• Job
Below is a block of data; give all of it again word for word.

Items from a dataset
++++++++++++++++++++
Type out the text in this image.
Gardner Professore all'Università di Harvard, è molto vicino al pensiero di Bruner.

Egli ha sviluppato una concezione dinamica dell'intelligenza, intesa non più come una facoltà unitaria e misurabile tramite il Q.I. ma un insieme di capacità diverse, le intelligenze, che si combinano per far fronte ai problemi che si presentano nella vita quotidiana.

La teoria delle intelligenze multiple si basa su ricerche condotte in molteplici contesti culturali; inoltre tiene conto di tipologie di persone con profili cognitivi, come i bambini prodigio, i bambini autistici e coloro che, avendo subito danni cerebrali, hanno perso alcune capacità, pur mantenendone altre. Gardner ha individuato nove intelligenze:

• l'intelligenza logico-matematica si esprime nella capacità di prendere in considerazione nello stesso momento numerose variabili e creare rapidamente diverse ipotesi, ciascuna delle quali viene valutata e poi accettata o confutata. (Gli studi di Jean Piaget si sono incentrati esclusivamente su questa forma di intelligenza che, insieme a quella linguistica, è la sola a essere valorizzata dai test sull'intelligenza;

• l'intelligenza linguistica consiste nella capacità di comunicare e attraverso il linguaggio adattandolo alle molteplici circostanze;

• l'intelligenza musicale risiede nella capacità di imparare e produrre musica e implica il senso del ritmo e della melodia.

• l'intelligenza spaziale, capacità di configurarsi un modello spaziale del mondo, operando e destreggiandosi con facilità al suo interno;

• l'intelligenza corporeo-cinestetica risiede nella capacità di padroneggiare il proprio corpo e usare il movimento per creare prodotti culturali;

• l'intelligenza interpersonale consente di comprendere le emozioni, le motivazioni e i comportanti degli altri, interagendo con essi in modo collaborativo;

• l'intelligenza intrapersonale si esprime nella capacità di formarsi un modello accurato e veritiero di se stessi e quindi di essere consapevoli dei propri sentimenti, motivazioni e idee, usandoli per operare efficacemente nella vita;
++++++++++++++++++++
• Answer to the problem
Type out the text in this image.
Gardner Professore all'Università di Harvard, è molto vicino al pensiero di Bruner.

Egli ha sviluppato una concezione dinamica dell'intelligenza, intesa non più come una facoltà unitaria e misurabile tramite il Q.I. ma un insieme di capacità diverse, le intelligenze, che si combinano per far fronte ai problemi che si presentano nella vita quotidiana.

La teoria delle intelligenze multiple si basa su ricerche condotte in molteplici contesti culturali; inoltre tiene conto di tipologie di persone con profili cognitivi, come i bambini prodigio, i bambini autistici e coloro che, avendo subito danni cerebrali, hanno perso alcune capacità, pur mantenendone altre. Gardner ha individuato nove intelligenze:

• l'intelligenza logico-matematica si esprime nella capacità di prendere in considerazione nello stesso momento numerose variabili e creare rapidamente diverse ipotesi, ciascuna delle quali viene valutata e poi accettata o confutata. (Gli studi di Jean Piaget si sono incentrati esclusivamente su questa forma di intelligenza che, insieme a quella linguistica, è la sola a essere valorizzata dai test sull'intelligenza;

• l'intelligenza linguistica consiste nella capacità di comunicare e attraverso il linguaggio adattandolo alle molteplici circostanze;

• l'intelligenza musicale risiede nella capacità di imparare e produrre musica e implica il senso del ritmo e della melodia.

• l'intelligenza spaziale, capacità di configurarsi un modello spaziale del mondo, operando e destreggiandosi con facilità al suo interno;

• l'intelligenza corporeo-cinestetica risiede nella capacità di padroneggiare il proprio corpo e usare il movimento per creare prodotti culturali;

• l'intelligenza interpersonale consente di comprendere le emozioni, le motivazioni e i comportanti degli altri, interagendo con essi in modo collaborativo;

• l'intelligenza intrapersonale si esprime nella capacità di formarsi un modello accurato e veritiero di se stessi e quindi di essere consapevoli dei propri sentimenti, motivazioni e idee, usandoli per operare efficacemente nella vita;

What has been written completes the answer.